What is asked:
Tally each line where the word "document" occurs, then give only the total.

Input:
═══
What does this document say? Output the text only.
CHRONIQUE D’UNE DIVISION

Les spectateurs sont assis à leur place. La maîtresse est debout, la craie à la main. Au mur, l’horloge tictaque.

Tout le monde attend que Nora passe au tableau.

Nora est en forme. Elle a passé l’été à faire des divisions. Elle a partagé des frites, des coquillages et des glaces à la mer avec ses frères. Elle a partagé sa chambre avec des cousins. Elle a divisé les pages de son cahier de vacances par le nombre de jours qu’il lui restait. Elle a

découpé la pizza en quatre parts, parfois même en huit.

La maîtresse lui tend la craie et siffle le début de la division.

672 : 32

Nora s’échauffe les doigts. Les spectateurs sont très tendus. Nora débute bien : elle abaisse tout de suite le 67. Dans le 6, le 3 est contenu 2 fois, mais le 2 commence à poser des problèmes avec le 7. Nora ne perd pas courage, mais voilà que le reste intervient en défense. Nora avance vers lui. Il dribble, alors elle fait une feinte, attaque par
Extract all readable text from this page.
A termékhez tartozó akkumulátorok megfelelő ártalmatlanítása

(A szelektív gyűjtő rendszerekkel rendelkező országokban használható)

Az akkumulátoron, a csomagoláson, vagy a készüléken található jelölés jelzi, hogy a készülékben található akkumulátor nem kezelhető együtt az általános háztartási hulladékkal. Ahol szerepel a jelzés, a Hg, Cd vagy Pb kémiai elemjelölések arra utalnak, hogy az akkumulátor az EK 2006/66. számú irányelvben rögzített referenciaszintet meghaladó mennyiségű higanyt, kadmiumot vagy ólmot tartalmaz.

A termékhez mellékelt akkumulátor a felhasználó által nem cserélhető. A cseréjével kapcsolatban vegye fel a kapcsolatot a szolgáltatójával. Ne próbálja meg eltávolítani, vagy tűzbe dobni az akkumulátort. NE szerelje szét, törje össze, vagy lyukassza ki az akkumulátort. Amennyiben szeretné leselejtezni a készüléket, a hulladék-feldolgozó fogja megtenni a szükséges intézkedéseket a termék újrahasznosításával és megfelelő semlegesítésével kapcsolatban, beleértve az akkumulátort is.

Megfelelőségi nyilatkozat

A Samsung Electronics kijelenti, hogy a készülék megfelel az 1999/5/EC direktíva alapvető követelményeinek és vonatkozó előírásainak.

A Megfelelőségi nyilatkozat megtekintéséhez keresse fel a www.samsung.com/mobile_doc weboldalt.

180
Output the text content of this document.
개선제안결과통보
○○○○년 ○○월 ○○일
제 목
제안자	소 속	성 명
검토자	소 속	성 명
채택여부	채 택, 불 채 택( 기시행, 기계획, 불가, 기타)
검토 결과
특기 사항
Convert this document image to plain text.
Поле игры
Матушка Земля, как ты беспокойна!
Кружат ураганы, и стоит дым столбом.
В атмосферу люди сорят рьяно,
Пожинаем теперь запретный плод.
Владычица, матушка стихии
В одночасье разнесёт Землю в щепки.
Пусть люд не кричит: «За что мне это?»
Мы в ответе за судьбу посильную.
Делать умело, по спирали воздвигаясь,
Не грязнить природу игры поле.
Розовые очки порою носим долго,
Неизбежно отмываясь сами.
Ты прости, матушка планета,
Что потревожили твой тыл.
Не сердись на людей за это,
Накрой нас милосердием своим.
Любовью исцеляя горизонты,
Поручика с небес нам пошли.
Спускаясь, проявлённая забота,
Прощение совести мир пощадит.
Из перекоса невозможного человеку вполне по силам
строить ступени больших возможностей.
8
═══
Response below:
3